═════ Input data ═════

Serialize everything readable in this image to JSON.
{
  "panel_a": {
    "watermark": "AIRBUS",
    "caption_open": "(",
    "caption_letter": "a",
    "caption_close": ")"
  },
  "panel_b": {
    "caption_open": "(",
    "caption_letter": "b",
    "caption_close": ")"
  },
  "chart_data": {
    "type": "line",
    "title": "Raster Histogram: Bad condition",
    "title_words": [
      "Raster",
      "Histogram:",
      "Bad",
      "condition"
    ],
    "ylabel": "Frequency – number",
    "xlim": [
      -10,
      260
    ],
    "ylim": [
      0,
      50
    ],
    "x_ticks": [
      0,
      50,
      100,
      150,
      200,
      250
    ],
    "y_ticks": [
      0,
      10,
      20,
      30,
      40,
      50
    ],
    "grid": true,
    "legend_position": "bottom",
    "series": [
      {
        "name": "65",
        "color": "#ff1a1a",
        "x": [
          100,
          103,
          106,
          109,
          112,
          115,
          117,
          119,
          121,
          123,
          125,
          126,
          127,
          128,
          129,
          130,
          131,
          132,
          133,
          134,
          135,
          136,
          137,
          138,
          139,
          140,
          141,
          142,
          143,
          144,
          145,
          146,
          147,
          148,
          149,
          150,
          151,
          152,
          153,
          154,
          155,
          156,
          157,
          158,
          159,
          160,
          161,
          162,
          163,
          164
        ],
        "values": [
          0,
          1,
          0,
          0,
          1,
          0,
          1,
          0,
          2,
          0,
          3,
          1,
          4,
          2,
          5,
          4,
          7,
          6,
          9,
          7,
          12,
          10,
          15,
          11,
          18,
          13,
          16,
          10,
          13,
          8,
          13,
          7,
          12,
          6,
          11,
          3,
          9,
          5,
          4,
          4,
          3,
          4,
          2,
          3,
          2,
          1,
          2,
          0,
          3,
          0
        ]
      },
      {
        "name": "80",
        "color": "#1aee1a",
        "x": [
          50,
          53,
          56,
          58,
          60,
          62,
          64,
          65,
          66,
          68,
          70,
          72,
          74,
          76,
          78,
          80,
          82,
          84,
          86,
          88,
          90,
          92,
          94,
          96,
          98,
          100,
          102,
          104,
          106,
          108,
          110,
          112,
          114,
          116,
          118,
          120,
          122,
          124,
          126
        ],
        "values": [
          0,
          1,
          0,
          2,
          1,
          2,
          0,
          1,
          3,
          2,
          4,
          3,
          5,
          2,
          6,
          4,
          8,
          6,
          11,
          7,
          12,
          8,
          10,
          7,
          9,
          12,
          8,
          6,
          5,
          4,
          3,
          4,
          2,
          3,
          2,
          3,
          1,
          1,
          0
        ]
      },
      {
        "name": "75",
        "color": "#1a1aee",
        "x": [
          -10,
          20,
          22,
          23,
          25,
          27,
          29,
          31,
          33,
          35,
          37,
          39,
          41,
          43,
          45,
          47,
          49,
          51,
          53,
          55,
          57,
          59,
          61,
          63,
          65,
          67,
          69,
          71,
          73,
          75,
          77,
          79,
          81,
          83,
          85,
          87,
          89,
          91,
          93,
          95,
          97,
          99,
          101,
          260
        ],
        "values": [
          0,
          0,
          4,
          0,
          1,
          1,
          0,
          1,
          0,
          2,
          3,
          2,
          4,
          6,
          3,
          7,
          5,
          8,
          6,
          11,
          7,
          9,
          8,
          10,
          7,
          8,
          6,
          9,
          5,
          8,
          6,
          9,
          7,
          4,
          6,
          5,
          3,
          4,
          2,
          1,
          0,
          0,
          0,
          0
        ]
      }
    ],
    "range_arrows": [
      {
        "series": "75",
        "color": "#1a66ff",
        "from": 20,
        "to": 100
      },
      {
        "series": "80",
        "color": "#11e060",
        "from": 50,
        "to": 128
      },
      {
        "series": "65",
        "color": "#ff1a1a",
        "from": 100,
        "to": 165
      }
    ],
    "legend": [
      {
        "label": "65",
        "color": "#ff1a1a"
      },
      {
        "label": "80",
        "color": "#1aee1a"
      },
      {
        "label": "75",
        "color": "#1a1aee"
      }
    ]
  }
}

═════

▶ Challenge:
Give the number of lines in the entries that include the string "color", and nothing more.

▶ Final result:
9